» **PROBLEM TO WORK ON**
Set out each line from the following listing that includes the word "JSON".

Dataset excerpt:
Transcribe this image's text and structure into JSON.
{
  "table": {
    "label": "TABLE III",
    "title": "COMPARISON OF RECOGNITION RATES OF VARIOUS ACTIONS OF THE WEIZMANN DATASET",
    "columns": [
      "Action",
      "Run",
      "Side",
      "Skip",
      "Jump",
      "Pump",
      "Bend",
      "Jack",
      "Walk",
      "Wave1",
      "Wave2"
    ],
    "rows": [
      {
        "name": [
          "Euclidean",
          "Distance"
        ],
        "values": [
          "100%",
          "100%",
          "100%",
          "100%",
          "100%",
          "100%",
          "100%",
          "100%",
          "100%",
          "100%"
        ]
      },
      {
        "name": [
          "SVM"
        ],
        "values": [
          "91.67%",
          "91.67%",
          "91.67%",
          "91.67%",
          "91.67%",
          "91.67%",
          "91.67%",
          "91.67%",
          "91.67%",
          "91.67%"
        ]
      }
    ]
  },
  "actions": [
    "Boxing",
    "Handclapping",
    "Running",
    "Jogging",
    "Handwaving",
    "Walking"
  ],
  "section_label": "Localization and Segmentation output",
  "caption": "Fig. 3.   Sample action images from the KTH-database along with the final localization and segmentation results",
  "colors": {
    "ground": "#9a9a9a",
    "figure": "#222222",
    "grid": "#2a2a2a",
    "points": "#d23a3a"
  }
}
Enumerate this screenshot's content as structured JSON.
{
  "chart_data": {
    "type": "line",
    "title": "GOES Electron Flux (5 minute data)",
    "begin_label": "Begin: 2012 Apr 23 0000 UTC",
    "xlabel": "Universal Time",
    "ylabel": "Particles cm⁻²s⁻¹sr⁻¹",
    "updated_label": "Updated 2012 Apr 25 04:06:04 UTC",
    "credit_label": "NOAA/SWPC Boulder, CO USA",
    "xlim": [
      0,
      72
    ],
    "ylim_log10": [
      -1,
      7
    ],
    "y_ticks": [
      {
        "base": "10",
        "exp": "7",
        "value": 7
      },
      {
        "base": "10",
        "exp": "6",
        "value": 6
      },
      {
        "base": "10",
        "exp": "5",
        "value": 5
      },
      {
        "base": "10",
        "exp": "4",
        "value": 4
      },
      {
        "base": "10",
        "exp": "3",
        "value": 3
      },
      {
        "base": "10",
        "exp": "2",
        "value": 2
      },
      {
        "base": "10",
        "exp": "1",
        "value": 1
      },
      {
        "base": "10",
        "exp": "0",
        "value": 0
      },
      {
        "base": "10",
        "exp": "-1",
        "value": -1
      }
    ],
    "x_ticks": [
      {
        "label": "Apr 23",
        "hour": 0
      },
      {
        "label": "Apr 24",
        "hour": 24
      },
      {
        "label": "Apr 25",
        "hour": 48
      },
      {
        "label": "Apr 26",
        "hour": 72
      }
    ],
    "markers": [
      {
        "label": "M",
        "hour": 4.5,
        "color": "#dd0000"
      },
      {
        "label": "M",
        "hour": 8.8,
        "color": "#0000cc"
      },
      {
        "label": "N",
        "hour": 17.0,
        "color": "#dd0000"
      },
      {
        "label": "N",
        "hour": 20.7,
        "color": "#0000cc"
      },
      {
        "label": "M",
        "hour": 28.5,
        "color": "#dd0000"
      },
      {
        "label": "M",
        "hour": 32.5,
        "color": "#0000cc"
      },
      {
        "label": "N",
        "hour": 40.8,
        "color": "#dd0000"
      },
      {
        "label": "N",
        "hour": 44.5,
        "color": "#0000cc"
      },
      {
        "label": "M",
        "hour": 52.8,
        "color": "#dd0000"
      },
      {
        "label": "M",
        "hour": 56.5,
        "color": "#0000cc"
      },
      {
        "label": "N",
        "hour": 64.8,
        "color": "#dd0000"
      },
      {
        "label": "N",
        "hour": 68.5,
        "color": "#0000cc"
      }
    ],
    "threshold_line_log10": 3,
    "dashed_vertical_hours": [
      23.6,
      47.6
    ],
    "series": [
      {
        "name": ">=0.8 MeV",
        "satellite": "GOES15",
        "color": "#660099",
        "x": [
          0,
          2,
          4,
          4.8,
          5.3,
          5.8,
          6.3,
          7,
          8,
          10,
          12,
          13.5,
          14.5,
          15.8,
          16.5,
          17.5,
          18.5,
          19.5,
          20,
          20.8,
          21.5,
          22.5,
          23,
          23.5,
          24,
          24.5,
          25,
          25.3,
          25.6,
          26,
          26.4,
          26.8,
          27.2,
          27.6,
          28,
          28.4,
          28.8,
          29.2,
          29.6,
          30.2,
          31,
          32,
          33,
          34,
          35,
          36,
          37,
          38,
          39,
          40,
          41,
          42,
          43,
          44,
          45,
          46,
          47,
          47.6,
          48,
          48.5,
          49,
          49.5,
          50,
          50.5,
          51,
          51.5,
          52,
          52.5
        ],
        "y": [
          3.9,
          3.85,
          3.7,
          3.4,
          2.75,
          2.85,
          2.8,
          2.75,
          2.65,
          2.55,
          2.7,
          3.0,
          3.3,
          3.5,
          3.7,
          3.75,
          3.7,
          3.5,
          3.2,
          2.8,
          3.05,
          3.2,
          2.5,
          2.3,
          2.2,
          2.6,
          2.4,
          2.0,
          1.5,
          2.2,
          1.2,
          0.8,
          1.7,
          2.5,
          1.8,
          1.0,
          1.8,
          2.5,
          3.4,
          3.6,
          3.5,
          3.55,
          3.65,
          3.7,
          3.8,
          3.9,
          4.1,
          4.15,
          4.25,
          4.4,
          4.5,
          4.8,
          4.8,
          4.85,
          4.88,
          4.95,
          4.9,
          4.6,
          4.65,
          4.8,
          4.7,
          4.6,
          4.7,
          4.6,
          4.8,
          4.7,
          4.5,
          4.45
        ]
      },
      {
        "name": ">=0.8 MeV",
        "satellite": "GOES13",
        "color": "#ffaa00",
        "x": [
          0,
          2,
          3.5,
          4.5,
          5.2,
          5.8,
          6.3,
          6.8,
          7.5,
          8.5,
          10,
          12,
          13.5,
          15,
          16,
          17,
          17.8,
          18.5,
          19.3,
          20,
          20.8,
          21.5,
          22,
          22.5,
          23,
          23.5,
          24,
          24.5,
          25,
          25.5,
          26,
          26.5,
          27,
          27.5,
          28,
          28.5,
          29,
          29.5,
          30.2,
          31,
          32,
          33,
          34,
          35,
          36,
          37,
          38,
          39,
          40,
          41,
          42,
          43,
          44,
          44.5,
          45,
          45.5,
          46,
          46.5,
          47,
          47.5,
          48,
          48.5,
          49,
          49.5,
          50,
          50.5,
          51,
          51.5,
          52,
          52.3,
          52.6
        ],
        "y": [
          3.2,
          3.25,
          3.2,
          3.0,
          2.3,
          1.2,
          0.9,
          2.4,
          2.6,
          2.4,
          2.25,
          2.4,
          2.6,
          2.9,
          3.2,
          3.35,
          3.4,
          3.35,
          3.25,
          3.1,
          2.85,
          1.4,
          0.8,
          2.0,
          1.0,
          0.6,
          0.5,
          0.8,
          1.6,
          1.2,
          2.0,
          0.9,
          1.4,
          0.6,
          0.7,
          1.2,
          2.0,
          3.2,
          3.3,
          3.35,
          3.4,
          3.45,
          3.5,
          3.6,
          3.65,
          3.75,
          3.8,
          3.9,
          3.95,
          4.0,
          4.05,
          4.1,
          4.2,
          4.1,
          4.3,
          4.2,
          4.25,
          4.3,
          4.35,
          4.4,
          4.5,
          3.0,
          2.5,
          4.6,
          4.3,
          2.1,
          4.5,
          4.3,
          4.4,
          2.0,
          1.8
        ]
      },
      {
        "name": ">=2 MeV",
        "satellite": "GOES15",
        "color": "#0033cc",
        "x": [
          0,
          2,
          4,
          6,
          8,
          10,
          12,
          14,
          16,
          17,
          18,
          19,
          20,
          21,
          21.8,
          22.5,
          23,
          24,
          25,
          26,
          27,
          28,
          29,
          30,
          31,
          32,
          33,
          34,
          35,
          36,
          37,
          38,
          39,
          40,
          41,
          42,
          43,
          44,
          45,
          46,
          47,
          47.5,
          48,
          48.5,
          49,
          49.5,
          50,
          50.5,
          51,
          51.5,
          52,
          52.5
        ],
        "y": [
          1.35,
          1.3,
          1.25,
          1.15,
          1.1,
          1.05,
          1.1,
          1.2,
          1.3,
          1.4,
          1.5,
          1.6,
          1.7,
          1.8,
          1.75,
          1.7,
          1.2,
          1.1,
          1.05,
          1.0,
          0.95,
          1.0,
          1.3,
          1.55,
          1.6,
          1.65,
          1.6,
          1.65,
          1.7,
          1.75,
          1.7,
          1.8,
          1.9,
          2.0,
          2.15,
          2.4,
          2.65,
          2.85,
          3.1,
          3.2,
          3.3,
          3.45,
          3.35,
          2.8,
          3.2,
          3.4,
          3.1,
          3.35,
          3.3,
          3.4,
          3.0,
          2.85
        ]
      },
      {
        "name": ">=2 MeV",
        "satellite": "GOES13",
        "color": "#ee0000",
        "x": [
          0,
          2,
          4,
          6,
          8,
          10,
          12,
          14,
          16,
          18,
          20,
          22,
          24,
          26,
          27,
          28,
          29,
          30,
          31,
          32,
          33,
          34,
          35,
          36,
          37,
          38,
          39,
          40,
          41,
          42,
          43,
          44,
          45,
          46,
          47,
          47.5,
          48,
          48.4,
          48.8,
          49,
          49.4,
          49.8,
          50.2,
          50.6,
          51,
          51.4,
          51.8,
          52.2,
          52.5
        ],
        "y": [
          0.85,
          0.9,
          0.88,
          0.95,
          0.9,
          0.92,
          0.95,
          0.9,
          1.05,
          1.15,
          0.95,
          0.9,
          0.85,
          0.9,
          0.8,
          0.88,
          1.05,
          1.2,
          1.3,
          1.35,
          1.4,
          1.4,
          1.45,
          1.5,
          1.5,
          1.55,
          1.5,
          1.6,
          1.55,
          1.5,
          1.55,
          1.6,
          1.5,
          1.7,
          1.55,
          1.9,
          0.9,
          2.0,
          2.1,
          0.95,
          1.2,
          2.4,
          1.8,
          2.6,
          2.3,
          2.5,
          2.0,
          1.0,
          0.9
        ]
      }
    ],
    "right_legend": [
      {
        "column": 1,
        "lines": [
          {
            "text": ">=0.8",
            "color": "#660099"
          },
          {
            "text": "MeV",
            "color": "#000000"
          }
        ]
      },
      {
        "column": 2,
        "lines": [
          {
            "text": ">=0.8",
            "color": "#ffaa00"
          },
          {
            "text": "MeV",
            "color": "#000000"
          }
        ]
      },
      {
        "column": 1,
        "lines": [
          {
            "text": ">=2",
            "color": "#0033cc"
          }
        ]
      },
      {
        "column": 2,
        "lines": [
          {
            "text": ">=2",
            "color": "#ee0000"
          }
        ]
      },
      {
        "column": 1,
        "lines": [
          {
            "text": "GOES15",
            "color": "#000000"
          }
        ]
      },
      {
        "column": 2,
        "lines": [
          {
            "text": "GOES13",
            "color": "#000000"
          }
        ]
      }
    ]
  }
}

» **EXERCISE ANSWER**
Transcribe this image's text and structure into JSON.
Enumerate this screenshot's content as structured JSON.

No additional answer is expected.